▶ _Set task_
Give back each entry unchanged, minus pictures.

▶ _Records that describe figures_

━━━━━━━━

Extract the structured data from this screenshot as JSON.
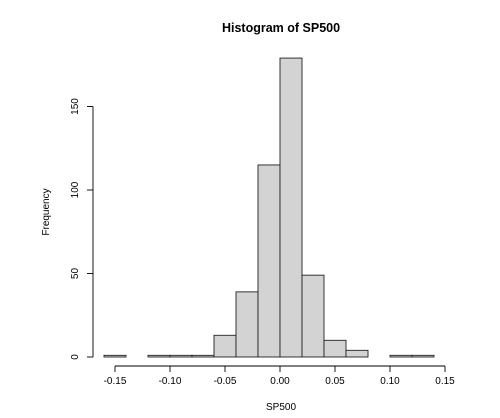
{
  "chart_data": {
    "type": "bar",
    "title": "Histogram of SP500",
    "xlabel": "SP500",
    "ylabel": "Frequency",
    "xlim": [
      -0.16,
      0.15
    ],
    "ylim": [
      0,
      180
    ],
    "bin_width": 0.02,
    "x_ticks": [
      -0.15,
      -0.1,
      -0.05,
      0.0,
      0.05,
      0.1,
      0.15
    ],
    "x_tick_labels": [
      "-0.15",
      "-0.10",
      "-0.05",
      "0.00",
      "0.05",
      "0.10",
      "0.15"
    ],
    "y_ticks": [
      0,
      50,
      100,
      150
    ],
    "y_tick_labels": [
      "0",
      "50",
      "100",
      "150"
    ],
    "bins": [
      {
        "start": -0.16,
        "end": -0.14,
        "count": 1
      },
      {
        "start": -0.14,
        "end": -0.12,
        "count": 0
      },
      {
        "start": -0.12,
        "end": -0.1,
        "count": 1
      },
      {
        "start": -0.1,
        "end": -0.08,
        "count": 1
      },
      {
        "start": -0.08,
        "end": -0.06,
        "count": 1
      },
      {
        "start": -0.06,
        "end": -0.04,
        "count": 13
      },
      {
        "start": -0.04,
        "end": -0.02,
        "count": 39
      },
      {
        "start": -0.02,
        "end": 0.0,
        "count": 115
      },
      {
        "start": 0.0,
        "end": 0.02,
        "count": 179
      },
      {
        "start": 0.02,
        "end": 0.04,
        "count": 49
      },
      {
        "start": 0.04,
        "end": 0.06,
        "count": 10
      },
      {
        "start": 0.06,
        "end": 0.08,
        "count": 4
      },
      {
        "start": 0.08,
        "end": 0.1,
        "count": 0
      },
      {
        "start": 0.1,
        "end": 0.12,
        "count": 1
      },
      {
        "start": 0.12,
        "end": 0.14,
        "count": 1
      }
    ],
    "colors": {
      "bar_fill": "#d3d3d3",
      "bar_stroke": "#222222",
      "axis": "#000000"
    }
  }
}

━━━━━━━━

▶ _Right answer_
Extract the structured data from this screenshot as JSON.
{
  "chart_data": {
    "type": "bar",
    "title": "Histogram of SP500",
    "xlabel": "SP500",
    "ylabel": "Frequency",
    "xlim": [
      -0.16,
      0.15
    ],
    "ylim": [
      0,
      180
    ],
    "bin_width": 0.02,
    "x_ticks": [
      -0.15,
      -0.1,
      -0.05,
      0.0,
      0.05,
      0.1,
      0.15
    ],
    "x_tick_labels": [
      "-0.15",
      "-0.10",
      "-0.05",
      "0.00",
      "0.05",
      "0.10",
      "0.15"
    ],
    "y_ticks": [
      0,
      50,
      100,
      150
    ],
    "y_tick_labels": [
      "0",
      "50",
      "100",
      "150"
    ],
    "bins": [
      {
        "start": -0.16,
        "end": -0.14,
        "count": 1
      },
      {
        "start": -0.14,
        "end": -0.12,
        "count": 0
      },
      {
        "start": -0.12,
        "end": -0.1,
        "count": 1
      },
      {
        "start": -0.1,
        "end": -0.08,
        "count": 1
      },
      {
        "start": -0.08,
        "end": -0.06,
        "count": 1
      },
      {
        "start": -0.06,
        "end": -0.04,
        "count": 13
      },
      {
        "start": -0.04,
        "end": -0.02,
        "count": 39
      },
      {
        "start": -0.02,
        "end": 0.0,
        "count": 115
      },
      {
        "start": 0.0,
        "end": 0.02,
        "count": 179
      },
      {
        "start": 0.02,
        "end": 0.04,
        "count": 49
      },
      {
        "start": 0.04,
        "end": 0.06,
        "count": 10
      },
      {
        "start": 0.06,
        "end": 0.08,
        "count": 4
      },
      {
        "start": 0.08,
        "end": 0.1,
        "count": 0
      },
      {
        "start": 0.1,
        "end": 0.12,
        "count": 1
      },
      {
        "start": 0.12,
        "end": 0.14,
        "count": 1
      }
    ],
    "colors": {
      "bar_fill": "#d3d3d3",
      "bar_stroke": "#222222",
      "axis": "#000000"
    }
  }
}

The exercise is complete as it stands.